◆ **Short exercise**
Quote all of the data that follows exactly as written, skipping the images.

++++ Listed entries

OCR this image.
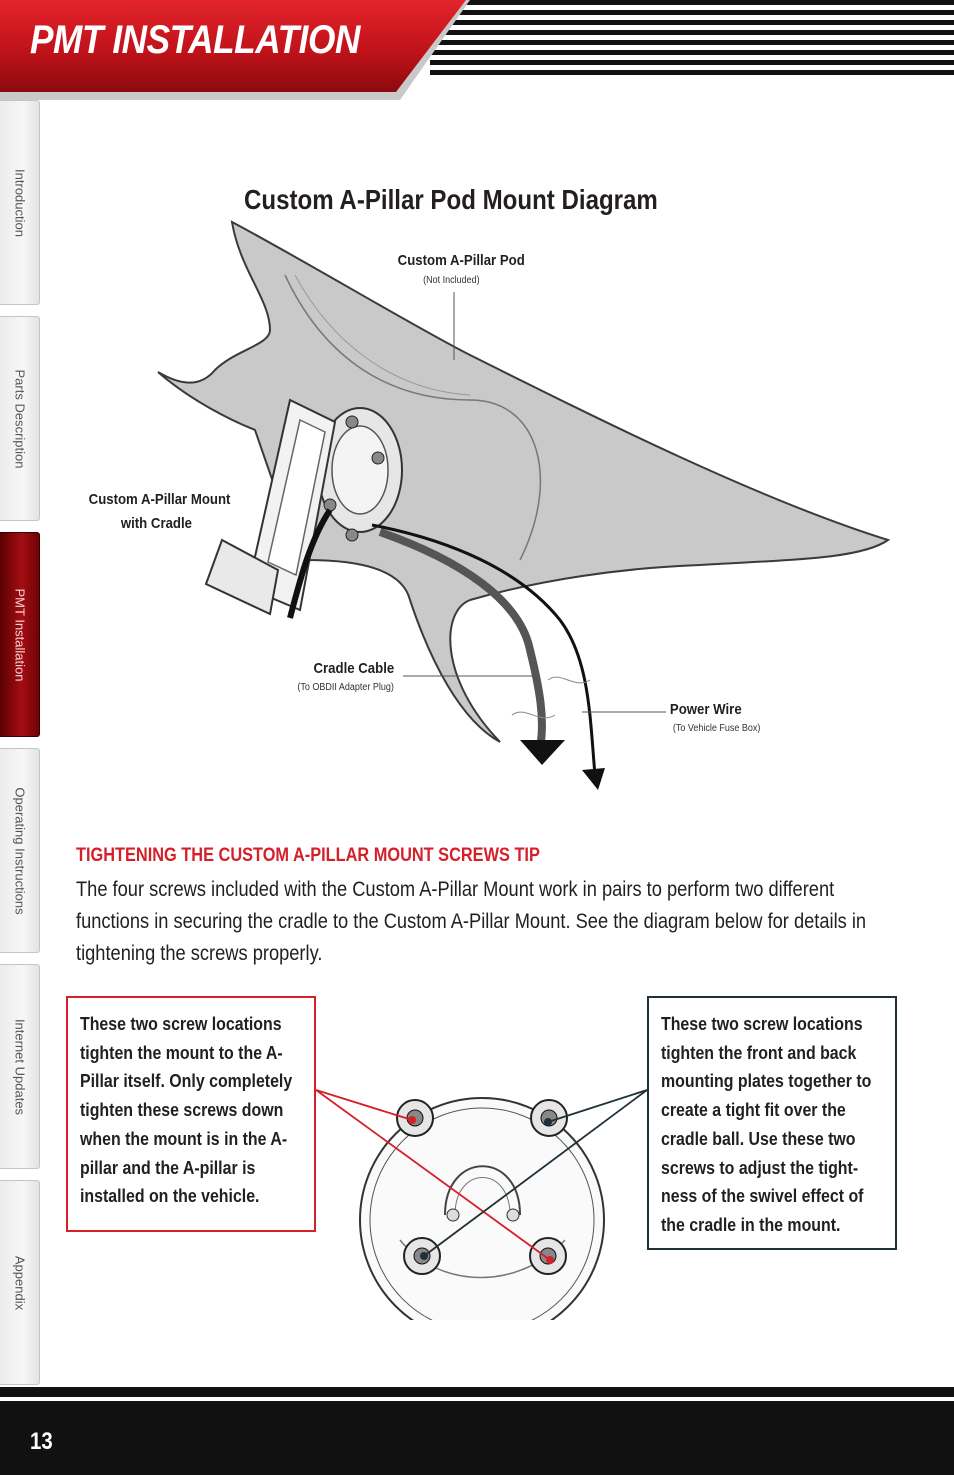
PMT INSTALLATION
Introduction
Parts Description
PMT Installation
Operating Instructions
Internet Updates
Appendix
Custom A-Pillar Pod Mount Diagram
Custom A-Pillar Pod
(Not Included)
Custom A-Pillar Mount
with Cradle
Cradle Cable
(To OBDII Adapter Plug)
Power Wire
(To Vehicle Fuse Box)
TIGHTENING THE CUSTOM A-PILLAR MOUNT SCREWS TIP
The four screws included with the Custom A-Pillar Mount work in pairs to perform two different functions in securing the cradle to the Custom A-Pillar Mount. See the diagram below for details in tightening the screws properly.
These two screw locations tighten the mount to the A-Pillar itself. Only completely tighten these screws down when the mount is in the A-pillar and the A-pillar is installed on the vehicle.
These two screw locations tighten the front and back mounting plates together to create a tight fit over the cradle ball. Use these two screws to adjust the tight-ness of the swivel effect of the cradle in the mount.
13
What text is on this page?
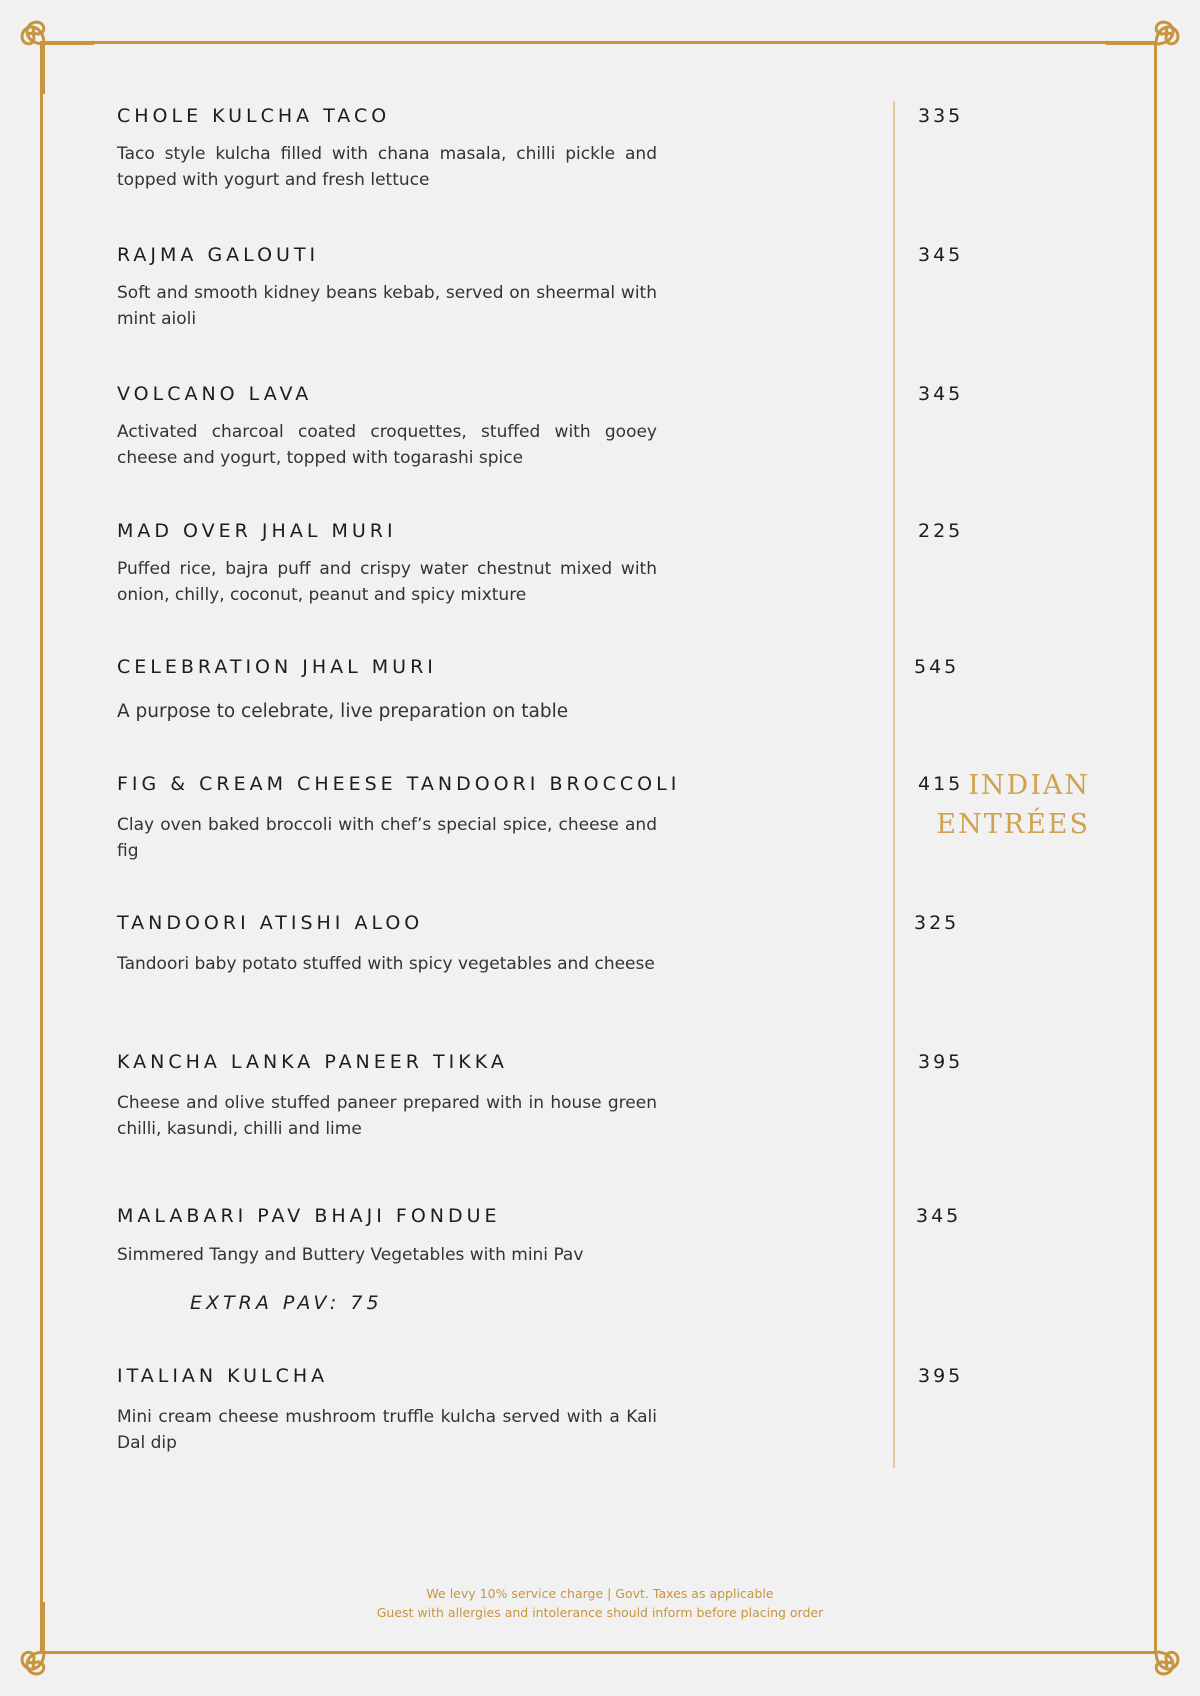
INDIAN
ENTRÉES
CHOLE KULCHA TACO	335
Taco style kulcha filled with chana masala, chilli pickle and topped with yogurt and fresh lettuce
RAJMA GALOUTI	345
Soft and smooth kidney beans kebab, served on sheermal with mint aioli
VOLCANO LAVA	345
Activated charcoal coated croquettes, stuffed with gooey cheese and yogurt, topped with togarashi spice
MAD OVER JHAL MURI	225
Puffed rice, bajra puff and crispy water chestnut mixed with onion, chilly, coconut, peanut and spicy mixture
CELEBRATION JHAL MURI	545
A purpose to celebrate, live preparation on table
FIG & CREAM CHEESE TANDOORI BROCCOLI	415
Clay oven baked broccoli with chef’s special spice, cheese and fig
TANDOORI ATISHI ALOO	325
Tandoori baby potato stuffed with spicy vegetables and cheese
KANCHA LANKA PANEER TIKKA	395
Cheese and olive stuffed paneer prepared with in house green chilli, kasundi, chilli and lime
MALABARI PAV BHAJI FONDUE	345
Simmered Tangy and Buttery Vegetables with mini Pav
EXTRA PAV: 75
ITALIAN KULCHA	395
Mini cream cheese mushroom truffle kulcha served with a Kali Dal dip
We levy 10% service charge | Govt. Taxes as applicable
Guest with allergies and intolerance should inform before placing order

++++++++

◆ **Response**
OCR this image.
PMT INSTALLATION
Introduction
Parts Description
PMT Installation
Operating Instructions
Internet Updates
Appendix
Custom A-Pillar Pod Mount Diagram
Custom A-Pillar Pod
(Not Included)
Custom A-Pillar Mount
with Cradle
Cradle Cable
(To OBDII Adapter Plug)
Power Wire
(To Vehicle Fuse Box)
TIGHTENING THE CUSTOM A-PILLAR MOUNT SCREWS TIP
The four screws included with the Custom A-Pillar Mount work in pairs to perform two different functions in securing the cradle to the Custom A-Pillar Mount. See the diagram below for details in tightening the screws properly.
These two screw locations tighten the mount to the A-Pillar itself. Only completely tighten these screws down when the mount is in the A-pillar and the A-pillar is installed on the vehicle.
These two screw locations tighten the front and back mounting plates together to create a tight fit over the cradle ball. Use these two screws to adjust the tight-ness of the swivel effect of the cradle in the mount.
13
What text is on this page?
INDIAN
ENTRÉES
CHOLE KULCHA TACO	335
Taco style kulcha filled with chana masala, chilli pickle and topped with yogurt and fresh lettuce
RAJMA GALOUTI	345
Soft and smooth kidney beans kebab, served on sheermal with mint aioli
VOLCANO LAVA	345
Activated charcoal coated croquettes, stuffed with gooey cheese and yogurt, topped with togarashi spice
MAD OVER JHAL MURI	225
Puffed rice, bajra puff and crispy water chestnut mixed with onion, chilly, coconut, peanut and spicy mixture
CELEBRATION JHAL MURI	545
A purpose to celebrate, live preparation on table
FIG & CREAM CHEESE TANDOORI BROCCOLI	415
Clay oven baked broccoli with chef’s special spice, cheese and fig
TANDOORI ATISHI ALOO	325
Tandoori baby potato stuffed with spicy vegetables and cheese
KANCHA LANKA PANEER TIKKA	395
Cheese and olive stuffed paneer prepared with in house green chilli, kasundi, chilli and lime
MALABARI PAV BHAJI FONDUE	345
Simmered Tangy and Buttery Vegetables with mini Pav
EXTRA PAV: 75
ITALIAN KULCHA	395
Mini cream cheese mushroom truffle kulcha served with a Kali Dal dip
We levy 10% service charge | Govt. Taxes as applicable
Guest with allergies and intolerance should inform before placing order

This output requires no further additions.